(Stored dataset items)
= = = = =

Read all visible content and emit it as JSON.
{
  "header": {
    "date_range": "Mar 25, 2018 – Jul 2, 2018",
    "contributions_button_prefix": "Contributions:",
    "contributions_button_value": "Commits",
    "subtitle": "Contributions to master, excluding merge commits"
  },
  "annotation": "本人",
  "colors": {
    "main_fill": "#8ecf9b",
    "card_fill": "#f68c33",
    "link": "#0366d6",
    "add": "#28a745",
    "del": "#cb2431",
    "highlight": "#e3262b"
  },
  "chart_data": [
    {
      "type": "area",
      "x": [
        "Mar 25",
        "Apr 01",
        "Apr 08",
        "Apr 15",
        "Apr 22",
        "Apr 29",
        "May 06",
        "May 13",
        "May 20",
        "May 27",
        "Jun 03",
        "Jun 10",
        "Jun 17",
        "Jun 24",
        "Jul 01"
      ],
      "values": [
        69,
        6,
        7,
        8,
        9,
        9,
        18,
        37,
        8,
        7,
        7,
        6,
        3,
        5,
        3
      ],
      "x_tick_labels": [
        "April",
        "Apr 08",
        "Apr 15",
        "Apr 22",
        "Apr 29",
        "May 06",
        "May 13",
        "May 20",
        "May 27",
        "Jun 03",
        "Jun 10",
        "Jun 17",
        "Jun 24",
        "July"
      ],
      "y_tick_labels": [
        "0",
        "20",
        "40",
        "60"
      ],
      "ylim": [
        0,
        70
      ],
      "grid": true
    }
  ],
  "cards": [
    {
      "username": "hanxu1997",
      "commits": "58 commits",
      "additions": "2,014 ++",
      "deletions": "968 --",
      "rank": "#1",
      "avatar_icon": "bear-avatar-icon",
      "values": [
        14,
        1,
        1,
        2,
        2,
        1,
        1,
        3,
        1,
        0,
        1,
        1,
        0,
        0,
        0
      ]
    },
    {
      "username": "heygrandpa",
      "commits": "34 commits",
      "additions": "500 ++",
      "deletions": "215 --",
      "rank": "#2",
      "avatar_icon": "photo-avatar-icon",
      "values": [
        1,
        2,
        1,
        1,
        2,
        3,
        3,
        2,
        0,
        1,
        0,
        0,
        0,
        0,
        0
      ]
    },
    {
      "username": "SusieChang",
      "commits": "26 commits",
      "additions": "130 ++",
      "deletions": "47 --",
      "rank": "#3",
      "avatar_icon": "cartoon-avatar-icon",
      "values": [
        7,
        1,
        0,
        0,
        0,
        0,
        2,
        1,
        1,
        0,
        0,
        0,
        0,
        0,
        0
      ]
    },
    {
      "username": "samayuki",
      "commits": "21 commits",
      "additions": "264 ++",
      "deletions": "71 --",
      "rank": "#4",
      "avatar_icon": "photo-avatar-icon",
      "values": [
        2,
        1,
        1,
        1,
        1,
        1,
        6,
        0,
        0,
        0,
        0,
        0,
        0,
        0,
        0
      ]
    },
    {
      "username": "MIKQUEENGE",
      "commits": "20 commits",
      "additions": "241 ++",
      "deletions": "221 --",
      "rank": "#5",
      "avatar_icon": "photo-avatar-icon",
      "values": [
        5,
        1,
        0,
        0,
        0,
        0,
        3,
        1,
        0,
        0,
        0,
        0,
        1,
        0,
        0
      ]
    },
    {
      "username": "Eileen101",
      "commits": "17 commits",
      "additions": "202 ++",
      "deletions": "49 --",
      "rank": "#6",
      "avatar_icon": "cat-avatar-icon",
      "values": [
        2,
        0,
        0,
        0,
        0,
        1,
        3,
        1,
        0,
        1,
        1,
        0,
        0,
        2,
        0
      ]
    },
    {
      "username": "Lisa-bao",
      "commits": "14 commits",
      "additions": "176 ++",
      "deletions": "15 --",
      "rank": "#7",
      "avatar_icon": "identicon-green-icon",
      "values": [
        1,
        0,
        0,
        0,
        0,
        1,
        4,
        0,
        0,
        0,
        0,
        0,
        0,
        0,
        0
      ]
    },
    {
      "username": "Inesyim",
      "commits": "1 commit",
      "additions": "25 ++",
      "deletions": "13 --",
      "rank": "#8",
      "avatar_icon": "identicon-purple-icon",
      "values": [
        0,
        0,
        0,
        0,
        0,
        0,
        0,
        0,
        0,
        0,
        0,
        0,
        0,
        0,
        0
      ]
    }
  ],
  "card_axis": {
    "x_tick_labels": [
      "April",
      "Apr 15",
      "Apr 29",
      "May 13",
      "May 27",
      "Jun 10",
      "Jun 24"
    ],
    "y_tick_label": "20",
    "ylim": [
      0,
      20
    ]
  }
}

= = = = =

• The problem
Set every line of the listing down word for word.

• Solved problem
Read all visible content and emit it as JSON.
{
  "header": {
    "date_range": "Mar 25, 2018 – Jul 2, 2018",
    "contributions_button_prefix": "Contributions:",
    "contributions_button_value": "Commits",
    "subtitle": "Contributions to master, excluding merge commits"
  },
  "annotation": "本人",
  "colors": {
    "main_fill": "#8ecf9b",
    "card_fill": "#f68c33",
    "link": "#0366d6",
    "add": "#28a745",
    "del": "#cb2431",
    "highlight": "#e3262b"
  },
  "chart_data": [
    {
      "type": "area",
      "x": [
        "Mar 25",
        "Apr 01",
        "Apr 08",
        "Apr 15",
        "Apr 22",
        "Apr 29",
        "May 06",
        "May 13",
        "May 20",
        "May 27",
        "Jun 03",
        "Jun 10",
        "Jun 17",
        "Jun 24",
        "Jul 01"
      ],
      "values": [
        69,
        6,
        7,
        8,
        9,
        9,
        18,
        37,
        8,
        7,
        7,
        6,
        3,
        5,
        3
      ],
      "x_tick_labels": [
        "April",
        "Apr 08",
        "Apr 15",
        "Apr 22",
        "Apr 29",
        "May 06",
        "May 13",
        "May 20",
        "May 27",
        "Jun 03",
        "Jun 10",
        "Jun 17",
        "Jun 24",
        "July"
      ],
      "y_tick_labels": [
        "0",
        "20",
        "40",
        "60"
      ],
      "ylim": [
        0,
        70
      ],
      "grid": true
    }
  ],
  "cards": [
    {
      "username": "hanxu1997",
      "commits": "58 commits",
      "additions": "2,014 ++",
      "deletions": "968 --",
      "rank": "#1",
      "avatar_icon": "bear-avatar-icon",
      "values": [
        14,
        1,
        1,
        2,
        2,
        1,
        1,
        3,
        1,
        0,
        1,
        1,
        0,
        0,
        0
      ]
    },
    {
      "username": "heygrandpa",
      "commits": "34 commits",
      "additions": "500 ++",
      "deletions": "215 --",
      "rank": "#2",
      "avatar_icon": "photo-avatar-icon",
      "values": [
        1,
        2,
        1,
        1,
        2,
        3,
        3,
        2,
        0,
        1,
        0,
        0,
        0,
        0,
        0
      ]
    },
    {
      "username": "SusieChang",
      "commits": "26 commits",
      "additions": "130 ++",
      "deletions": "47 --",
      "rank": "#3",
      "avatar_icon": "cartoon-avatar-icon",
      "values": [
        7,
        1,
        0,
        0,
        0,
        0,
        2,
        1,
        1,
        0,
        0,
        0,
        0,
        0,
        0
      ]
    },
    {
      "username": "samayuki",
      "commits": "21 commits",
      "additions": "264 ++",
      "deletions": "71 --",
      "rank": "#4",
      "avatar_icon": "photo-avatar-icon",
      "values": [
        2,
        1,
        1,
        1,
        1,
        1,
        6,
        0,
        0,
        0,
        0,
        0,
        0,
        0,
        0
      ]
    },
    {
      "username": "MIKQUEENGE",
      "commits": "20 commits",
      "additions": "241 ++",
      "deletions": "221 --",
      "rank": "#5",
      "avatar_icon": "photo-avatar-icon",
      "values": [
        5,
        1,
        0,
        0,
        0,
        0,
        3,
        1,
        0,
        0,
        0,
        0,
        1,
        0,
        0
      ]
    },
    {
      "username": "Eileen101",
      "commits": "17 commits",
      "additions": "202 ++",
      "deletions": "49 --",
      "rank": "#6",
      "avatar_icon": "cat-avatar-icon",
      "values": [
        2,
        0,
        0,
        0,
        0,
        1,
        3,
        1,
        0,
        1,
        1,
        0,
        0,
        2,
        0
      ]
    },
    {
      "username": "Lisa-bao",
      "commits": "14 commits",
      "additions": "176 ++",
      "deletions": "15 --",
      "rank": "#7",
      "avatar_icon": "identicon-green-icon",
      "values": [
        1,
        0,
        0,
        0,
        0,
        1,
        4,
        0,
        0,
        0,
        0,
        0,
        0,
        0,
        0
      ]
    },
    {
      "username": "Inesyim",
      "commits": "1 commit",
      "additions": "25 ++",
      "deletions": "13 --",
      "rank": "#8",
      "avatar_icon": "identicon-purple-icon",
      "values": [
        0,
        0,
        0,
        0,
        0,
        0,
        0,
        0,
        0,
        0,
        0,
        0,
        0,
        0,
        0
      ]
    }
  ],
  "card_axis": {
    "x_tick_labels": [
      "April",
      "Apr 15",
      "Apr 29",
      "May 13",
      "May 27",
      "Jun 10",
      "Jun 24"
    ],
    "y_tick_label": "20",
    "ylim": [
      0,
      20
    ]
  }
}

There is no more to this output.